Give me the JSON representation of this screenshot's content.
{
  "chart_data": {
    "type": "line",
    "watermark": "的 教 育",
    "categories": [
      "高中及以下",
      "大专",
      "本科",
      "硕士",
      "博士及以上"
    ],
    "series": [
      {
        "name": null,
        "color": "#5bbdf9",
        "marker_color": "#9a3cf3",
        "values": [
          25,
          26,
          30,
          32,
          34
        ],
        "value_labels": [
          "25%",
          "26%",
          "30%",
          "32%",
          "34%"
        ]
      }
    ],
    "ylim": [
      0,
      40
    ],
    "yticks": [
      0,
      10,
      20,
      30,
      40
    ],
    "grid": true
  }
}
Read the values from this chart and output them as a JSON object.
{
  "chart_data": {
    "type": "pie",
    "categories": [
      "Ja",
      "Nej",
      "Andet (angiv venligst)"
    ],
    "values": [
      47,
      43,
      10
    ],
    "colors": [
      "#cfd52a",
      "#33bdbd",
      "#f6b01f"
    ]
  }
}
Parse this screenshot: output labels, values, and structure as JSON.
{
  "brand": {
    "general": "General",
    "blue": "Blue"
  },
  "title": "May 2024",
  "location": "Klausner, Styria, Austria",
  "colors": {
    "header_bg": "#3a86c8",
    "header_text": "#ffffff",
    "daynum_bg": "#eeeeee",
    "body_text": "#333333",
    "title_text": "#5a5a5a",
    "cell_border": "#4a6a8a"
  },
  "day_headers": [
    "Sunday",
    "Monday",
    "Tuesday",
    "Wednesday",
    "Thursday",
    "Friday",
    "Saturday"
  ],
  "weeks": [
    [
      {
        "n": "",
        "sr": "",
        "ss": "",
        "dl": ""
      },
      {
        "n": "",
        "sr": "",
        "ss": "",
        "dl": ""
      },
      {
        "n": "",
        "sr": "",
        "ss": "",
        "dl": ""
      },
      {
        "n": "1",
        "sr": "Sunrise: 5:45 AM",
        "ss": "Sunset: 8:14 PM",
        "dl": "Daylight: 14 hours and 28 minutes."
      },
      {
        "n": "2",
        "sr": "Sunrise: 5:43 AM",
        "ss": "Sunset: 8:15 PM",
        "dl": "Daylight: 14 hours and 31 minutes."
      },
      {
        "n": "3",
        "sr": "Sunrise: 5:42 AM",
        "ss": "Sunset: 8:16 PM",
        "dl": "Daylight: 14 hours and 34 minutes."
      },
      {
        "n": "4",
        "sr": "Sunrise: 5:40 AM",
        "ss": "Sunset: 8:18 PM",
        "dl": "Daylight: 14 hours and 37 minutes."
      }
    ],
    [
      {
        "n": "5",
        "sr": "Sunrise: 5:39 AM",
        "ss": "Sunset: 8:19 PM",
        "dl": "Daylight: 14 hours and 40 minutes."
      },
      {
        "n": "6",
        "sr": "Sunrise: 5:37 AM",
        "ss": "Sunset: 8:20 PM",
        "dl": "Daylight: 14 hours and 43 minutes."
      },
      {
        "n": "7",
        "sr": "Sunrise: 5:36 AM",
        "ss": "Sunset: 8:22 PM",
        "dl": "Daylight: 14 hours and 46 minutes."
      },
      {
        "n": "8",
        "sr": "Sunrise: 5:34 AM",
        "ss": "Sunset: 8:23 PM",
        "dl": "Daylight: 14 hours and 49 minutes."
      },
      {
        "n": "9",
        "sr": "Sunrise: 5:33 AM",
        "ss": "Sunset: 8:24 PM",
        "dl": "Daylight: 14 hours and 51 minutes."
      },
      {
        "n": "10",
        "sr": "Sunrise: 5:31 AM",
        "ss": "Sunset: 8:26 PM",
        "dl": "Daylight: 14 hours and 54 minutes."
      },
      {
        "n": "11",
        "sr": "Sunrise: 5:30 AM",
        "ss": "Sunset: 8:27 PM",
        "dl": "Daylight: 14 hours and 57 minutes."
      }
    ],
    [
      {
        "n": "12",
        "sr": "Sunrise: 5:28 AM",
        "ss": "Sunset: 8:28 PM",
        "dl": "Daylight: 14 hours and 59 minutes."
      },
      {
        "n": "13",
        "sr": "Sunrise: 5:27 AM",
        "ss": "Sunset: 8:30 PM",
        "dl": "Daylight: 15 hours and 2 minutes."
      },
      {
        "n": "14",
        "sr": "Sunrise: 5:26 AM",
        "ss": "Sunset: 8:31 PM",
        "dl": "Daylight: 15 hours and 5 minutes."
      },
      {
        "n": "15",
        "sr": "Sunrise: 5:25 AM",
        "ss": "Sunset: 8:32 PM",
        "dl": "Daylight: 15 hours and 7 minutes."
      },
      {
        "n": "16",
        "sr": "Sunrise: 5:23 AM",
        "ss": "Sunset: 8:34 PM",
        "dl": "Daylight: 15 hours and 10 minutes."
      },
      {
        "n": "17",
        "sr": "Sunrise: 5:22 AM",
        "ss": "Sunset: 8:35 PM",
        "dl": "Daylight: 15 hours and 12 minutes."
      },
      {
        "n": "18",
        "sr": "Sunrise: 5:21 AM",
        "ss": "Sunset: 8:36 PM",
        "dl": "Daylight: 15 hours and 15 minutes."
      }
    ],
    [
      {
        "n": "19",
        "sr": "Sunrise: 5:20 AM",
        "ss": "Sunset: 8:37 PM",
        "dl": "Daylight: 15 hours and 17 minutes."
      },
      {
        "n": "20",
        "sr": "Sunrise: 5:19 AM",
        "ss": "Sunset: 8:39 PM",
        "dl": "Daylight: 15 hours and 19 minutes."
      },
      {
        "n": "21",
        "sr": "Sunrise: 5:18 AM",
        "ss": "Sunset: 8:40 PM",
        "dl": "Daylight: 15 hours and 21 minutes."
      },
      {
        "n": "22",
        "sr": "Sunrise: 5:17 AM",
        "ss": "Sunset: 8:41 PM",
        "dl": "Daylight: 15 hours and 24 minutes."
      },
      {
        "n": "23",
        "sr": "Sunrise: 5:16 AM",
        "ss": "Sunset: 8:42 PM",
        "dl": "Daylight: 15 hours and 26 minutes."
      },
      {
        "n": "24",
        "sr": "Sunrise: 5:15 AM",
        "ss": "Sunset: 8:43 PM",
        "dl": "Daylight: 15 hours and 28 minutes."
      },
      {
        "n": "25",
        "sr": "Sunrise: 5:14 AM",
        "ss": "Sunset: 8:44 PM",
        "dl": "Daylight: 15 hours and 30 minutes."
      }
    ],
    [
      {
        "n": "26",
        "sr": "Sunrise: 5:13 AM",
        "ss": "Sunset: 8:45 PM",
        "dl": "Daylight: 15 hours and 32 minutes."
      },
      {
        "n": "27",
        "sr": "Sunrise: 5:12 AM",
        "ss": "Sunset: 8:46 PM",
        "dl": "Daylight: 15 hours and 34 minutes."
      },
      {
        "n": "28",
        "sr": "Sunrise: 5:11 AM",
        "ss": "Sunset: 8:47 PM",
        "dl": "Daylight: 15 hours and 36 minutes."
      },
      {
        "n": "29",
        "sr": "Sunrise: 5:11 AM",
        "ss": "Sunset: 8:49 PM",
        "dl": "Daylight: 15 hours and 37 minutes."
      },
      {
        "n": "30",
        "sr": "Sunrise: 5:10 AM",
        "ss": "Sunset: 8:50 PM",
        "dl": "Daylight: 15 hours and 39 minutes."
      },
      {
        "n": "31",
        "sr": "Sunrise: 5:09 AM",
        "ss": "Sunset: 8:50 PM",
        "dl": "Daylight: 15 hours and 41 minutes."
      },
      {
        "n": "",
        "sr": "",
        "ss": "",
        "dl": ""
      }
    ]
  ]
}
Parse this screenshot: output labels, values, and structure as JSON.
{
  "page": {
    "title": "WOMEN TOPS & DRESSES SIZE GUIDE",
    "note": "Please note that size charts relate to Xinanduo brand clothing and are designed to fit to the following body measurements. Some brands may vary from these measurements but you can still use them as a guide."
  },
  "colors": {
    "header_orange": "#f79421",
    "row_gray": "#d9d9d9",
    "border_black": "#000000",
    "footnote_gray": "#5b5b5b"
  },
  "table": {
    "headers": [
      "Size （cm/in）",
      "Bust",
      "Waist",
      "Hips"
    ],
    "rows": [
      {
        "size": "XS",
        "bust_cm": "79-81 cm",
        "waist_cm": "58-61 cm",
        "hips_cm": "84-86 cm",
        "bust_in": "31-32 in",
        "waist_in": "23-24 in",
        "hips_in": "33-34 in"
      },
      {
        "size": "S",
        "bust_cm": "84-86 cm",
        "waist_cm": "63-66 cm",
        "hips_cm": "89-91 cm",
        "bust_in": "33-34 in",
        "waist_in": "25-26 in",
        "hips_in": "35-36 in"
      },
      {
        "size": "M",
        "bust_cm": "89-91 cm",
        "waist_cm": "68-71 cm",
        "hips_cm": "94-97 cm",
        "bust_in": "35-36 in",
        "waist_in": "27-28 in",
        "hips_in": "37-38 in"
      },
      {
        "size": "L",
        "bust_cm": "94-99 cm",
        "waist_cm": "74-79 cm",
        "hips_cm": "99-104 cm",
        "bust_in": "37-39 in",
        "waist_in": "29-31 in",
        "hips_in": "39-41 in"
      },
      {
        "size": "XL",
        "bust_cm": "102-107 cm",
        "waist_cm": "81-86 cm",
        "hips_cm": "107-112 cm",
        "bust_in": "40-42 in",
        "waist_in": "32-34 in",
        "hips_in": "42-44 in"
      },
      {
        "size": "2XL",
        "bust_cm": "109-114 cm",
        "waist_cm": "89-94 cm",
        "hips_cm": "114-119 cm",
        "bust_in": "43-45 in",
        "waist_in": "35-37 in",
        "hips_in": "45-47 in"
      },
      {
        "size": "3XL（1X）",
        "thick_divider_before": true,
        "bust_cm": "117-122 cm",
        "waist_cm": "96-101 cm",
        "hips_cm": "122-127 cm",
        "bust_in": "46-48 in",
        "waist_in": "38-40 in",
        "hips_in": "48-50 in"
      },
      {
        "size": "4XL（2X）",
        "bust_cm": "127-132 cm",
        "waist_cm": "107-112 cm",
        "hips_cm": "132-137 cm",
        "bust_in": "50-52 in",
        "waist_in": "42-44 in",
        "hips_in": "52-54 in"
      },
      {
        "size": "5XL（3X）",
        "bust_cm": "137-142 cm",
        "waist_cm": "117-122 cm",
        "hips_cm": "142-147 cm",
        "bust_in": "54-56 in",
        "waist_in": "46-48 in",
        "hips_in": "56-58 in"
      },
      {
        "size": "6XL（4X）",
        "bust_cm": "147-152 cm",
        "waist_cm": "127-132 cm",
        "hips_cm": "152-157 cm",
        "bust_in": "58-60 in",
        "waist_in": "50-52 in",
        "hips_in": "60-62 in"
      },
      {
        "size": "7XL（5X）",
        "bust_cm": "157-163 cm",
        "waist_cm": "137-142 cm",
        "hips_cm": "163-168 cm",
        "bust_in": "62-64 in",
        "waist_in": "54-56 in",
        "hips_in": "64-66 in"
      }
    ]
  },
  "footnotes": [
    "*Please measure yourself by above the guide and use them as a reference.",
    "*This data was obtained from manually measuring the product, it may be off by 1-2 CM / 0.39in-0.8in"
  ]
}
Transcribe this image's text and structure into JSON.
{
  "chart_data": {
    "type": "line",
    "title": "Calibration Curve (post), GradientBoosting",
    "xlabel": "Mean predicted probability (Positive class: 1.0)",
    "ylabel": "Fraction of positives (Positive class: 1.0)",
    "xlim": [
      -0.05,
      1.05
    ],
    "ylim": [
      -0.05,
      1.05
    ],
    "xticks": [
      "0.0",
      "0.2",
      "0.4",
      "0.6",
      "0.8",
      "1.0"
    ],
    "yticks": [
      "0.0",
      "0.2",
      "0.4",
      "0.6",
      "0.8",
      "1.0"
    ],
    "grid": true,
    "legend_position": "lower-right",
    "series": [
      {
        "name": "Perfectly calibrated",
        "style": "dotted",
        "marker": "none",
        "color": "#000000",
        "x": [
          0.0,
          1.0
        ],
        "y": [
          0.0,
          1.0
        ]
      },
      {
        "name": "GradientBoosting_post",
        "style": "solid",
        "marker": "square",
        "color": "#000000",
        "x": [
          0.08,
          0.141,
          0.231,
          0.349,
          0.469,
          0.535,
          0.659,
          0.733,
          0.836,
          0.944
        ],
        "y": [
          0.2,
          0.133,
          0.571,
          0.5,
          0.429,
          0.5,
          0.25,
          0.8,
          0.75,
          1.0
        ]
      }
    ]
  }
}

##########

## WHAT THE EXERCISE ASKS
Scan the material and collect every line that contains "brand".

## TASK OUTPUT
  "brand": {
    "note": "Please note that size charts relate to Xinanduo brand clothing and are designed to fit to the following body measurements. Some brands may vary from these measurements but you can still use them as a guide."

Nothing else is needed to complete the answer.